**PROBLEM REQUIREMENTS**. Your task is to locate every line holding the string "document" and to copy each of them.

**EXERCISE INPUT**.
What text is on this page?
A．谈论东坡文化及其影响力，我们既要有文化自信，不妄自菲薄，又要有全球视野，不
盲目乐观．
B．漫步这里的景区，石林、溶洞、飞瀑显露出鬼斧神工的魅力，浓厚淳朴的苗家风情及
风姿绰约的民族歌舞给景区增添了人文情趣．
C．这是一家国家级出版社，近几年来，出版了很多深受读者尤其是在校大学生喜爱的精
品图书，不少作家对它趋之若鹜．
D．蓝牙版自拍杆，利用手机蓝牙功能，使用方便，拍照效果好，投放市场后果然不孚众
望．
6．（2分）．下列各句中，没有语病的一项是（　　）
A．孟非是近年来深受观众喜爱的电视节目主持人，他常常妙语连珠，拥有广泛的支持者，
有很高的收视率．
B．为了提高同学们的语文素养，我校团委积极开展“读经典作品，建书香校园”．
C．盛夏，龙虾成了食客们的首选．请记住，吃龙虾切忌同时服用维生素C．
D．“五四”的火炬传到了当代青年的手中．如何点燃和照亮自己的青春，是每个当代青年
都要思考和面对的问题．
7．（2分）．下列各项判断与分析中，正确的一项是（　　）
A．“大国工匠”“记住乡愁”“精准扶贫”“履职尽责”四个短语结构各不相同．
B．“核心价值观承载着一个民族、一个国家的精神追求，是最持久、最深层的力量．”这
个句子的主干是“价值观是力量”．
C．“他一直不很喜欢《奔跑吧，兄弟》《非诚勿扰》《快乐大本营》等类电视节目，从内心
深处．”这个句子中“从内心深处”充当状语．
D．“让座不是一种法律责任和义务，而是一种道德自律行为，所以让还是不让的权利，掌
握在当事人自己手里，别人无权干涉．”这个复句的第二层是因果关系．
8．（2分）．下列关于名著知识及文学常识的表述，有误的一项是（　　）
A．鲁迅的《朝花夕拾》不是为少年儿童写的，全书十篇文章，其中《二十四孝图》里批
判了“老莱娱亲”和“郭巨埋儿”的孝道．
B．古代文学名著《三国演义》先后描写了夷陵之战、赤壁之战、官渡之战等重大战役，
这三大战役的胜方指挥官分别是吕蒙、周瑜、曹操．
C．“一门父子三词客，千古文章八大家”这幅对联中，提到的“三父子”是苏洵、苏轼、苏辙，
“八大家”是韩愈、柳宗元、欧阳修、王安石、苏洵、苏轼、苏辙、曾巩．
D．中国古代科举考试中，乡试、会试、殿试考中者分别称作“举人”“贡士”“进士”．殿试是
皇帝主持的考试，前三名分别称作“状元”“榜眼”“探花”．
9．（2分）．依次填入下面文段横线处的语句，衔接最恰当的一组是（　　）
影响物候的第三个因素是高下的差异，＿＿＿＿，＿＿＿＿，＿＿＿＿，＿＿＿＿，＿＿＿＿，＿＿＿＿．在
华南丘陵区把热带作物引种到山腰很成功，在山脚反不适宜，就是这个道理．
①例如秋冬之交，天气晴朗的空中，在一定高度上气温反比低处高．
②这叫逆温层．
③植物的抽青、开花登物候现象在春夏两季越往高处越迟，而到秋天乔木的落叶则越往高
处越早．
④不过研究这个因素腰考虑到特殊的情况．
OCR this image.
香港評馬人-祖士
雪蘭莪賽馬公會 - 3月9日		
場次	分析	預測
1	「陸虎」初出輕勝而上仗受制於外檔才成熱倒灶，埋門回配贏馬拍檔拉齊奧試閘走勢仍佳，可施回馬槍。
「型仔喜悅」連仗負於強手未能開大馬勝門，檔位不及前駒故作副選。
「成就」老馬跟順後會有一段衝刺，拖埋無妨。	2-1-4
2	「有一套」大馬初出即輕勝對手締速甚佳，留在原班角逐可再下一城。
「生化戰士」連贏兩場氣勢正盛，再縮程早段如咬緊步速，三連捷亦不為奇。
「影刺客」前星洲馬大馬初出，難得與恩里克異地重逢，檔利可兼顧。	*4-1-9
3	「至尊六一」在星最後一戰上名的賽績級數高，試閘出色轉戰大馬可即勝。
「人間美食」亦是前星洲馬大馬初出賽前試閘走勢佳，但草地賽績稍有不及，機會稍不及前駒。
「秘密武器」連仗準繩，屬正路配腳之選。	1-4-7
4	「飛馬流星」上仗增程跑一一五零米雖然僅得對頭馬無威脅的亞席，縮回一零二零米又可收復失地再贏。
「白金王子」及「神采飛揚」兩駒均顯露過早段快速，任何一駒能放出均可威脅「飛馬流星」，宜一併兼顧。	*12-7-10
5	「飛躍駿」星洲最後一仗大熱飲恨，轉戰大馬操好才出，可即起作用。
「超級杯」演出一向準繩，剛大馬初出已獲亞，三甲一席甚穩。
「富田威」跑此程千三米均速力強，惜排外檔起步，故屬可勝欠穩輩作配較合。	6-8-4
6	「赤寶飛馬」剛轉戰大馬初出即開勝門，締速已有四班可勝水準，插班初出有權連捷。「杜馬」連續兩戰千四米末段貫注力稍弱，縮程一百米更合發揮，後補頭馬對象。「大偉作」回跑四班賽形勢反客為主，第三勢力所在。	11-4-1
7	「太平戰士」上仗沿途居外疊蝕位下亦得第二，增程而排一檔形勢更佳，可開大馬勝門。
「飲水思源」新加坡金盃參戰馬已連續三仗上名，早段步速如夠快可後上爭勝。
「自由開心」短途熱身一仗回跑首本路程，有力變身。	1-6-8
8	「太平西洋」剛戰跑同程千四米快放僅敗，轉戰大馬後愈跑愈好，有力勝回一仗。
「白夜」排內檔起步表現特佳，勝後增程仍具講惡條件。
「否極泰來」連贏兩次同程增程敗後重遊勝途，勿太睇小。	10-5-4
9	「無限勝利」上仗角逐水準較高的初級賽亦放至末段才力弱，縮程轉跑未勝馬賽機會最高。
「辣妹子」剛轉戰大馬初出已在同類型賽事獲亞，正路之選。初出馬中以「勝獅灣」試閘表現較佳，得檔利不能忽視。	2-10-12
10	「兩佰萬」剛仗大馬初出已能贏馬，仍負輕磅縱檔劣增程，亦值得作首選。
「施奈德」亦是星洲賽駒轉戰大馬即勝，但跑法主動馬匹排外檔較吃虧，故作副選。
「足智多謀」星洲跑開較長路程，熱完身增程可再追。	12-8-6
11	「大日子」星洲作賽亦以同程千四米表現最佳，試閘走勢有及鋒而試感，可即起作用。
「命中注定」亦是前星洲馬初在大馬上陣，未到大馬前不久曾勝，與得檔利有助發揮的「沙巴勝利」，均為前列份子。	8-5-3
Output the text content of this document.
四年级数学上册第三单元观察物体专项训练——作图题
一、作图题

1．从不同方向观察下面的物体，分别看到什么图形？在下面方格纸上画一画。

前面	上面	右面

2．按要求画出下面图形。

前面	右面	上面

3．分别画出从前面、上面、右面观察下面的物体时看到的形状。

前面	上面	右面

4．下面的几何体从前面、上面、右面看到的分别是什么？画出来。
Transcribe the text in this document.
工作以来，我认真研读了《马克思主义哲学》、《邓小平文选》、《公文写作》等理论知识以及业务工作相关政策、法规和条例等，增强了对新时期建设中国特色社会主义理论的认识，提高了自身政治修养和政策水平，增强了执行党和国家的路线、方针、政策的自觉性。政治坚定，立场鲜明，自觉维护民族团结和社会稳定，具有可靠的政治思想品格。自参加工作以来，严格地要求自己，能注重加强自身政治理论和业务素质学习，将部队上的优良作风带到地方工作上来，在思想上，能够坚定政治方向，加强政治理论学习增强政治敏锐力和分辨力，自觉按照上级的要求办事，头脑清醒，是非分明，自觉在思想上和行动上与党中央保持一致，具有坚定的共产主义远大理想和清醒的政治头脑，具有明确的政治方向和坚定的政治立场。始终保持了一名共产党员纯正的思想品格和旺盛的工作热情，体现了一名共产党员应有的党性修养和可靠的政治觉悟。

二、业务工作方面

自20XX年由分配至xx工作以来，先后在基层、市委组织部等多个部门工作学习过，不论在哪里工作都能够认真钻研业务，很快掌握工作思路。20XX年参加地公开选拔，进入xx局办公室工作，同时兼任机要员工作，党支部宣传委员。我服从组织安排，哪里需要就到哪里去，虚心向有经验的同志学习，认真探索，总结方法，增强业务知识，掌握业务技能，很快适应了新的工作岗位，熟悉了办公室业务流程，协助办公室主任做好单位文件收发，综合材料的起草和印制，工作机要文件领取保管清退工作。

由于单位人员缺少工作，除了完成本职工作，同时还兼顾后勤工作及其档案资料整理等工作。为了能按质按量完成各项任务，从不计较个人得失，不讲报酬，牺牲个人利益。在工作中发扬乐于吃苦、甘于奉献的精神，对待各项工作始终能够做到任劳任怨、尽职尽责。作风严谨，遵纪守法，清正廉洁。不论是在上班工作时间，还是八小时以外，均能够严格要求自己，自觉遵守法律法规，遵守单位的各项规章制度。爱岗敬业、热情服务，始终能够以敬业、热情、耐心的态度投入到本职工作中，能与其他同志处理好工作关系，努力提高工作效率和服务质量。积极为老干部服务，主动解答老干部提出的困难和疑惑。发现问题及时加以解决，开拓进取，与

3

**REPLY TO THE EXERCISE**.
Output the text content of this document.
Transcribe the text in this document.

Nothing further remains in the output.